# WORK TO COMPLETE
Find all lines in the listing that include the word "石巻窓口センター", then copy them.

# EXTRACTED DATA start

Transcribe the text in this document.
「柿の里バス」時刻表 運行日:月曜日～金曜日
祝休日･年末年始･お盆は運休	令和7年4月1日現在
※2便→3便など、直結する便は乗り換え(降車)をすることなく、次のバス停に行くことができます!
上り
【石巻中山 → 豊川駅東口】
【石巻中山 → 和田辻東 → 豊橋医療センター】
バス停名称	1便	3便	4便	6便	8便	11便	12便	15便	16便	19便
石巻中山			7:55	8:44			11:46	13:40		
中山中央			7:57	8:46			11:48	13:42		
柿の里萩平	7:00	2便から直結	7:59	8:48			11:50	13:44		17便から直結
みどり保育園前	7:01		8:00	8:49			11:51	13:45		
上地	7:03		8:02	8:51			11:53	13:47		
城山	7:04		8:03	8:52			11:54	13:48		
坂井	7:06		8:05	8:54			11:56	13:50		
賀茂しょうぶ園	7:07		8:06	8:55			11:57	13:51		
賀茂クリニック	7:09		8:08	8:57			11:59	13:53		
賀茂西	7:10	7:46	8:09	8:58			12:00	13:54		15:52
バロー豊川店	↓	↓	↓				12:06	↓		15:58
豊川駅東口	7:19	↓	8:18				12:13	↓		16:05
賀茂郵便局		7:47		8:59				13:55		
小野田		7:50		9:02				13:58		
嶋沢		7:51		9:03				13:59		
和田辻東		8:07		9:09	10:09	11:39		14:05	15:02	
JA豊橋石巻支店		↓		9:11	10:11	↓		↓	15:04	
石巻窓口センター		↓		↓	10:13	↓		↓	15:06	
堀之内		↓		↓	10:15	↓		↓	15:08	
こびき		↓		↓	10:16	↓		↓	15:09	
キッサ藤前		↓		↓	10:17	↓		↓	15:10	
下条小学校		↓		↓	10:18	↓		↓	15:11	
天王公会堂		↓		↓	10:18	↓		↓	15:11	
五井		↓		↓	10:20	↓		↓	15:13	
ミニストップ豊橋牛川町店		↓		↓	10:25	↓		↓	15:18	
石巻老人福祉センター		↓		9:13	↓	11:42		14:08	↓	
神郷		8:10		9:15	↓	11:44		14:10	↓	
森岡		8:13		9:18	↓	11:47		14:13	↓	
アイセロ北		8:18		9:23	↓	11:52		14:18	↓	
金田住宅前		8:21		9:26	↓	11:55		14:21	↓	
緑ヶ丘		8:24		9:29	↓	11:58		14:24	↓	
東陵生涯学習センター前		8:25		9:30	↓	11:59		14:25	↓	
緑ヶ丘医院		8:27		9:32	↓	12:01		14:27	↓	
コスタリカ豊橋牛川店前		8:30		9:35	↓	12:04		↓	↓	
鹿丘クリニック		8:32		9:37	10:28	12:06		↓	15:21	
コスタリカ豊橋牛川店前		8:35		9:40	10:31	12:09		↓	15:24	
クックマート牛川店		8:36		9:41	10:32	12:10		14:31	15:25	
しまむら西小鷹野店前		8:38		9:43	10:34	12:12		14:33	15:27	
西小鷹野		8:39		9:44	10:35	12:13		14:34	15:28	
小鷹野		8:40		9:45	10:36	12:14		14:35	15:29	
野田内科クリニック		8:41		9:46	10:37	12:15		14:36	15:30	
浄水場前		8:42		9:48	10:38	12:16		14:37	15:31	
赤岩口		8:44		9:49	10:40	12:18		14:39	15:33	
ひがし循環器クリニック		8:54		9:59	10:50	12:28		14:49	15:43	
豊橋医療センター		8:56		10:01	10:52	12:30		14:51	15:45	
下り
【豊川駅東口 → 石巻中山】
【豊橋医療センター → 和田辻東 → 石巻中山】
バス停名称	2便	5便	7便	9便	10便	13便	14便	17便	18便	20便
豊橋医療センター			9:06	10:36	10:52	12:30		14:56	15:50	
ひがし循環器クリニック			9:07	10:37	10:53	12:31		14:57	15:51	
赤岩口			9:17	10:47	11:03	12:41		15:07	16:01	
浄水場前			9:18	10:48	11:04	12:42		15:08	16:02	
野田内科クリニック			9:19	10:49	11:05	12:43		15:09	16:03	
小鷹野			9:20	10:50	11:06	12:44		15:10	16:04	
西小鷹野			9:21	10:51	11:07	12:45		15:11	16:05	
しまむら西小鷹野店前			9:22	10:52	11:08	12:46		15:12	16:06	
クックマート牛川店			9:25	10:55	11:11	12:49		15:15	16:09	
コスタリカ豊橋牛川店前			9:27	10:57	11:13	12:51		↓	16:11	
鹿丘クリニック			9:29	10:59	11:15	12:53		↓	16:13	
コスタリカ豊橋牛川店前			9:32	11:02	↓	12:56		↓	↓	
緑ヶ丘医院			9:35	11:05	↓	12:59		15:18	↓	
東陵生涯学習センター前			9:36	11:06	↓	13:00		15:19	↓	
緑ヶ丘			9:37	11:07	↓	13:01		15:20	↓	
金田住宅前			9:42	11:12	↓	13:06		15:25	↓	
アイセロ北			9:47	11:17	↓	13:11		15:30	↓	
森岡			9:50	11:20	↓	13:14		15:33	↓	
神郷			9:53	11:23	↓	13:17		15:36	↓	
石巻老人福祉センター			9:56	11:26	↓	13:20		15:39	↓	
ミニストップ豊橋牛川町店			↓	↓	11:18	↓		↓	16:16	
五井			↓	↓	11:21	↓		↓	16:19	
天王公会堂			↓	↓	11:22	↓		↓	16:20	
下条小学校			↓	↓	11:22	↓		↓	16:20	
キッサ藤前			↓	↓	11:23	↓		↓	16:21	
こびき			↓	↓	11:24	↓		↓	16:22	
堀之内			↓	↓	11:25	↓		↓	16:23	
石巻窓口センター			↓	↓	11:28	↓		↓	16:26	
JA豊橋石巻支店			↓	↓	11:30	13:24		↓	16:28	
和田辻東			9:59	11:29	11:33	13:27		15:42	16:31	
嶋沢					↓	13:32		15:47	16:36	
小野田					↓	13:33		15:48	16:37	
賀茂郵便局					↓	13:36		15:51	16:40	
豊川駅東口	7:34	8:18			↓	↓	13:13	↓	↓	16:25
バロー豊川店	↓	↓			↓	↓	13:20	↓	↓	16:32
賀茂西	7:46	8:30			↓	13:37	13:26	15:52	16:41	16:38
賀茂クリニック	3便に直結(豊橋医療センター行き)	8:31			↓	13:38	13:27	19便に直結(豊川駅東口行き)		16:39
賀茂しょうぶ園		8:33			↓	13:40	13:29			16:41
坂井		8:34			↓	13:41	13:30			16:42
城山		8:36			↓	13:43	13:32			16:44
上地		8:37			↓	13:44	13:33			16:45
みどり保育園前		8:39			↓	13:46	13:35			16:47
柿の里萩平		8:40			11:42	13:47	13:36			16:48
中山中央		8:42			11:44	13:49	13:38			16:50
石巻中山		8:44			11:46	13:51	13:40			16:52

# EXTRACTED DATA end

# RESULT BELOW
石巻窓口センター		↓		↓	10:13	↓		↓	15:06	
石巻窓口センター			↓	↓	11:28	↓		↓	16:26	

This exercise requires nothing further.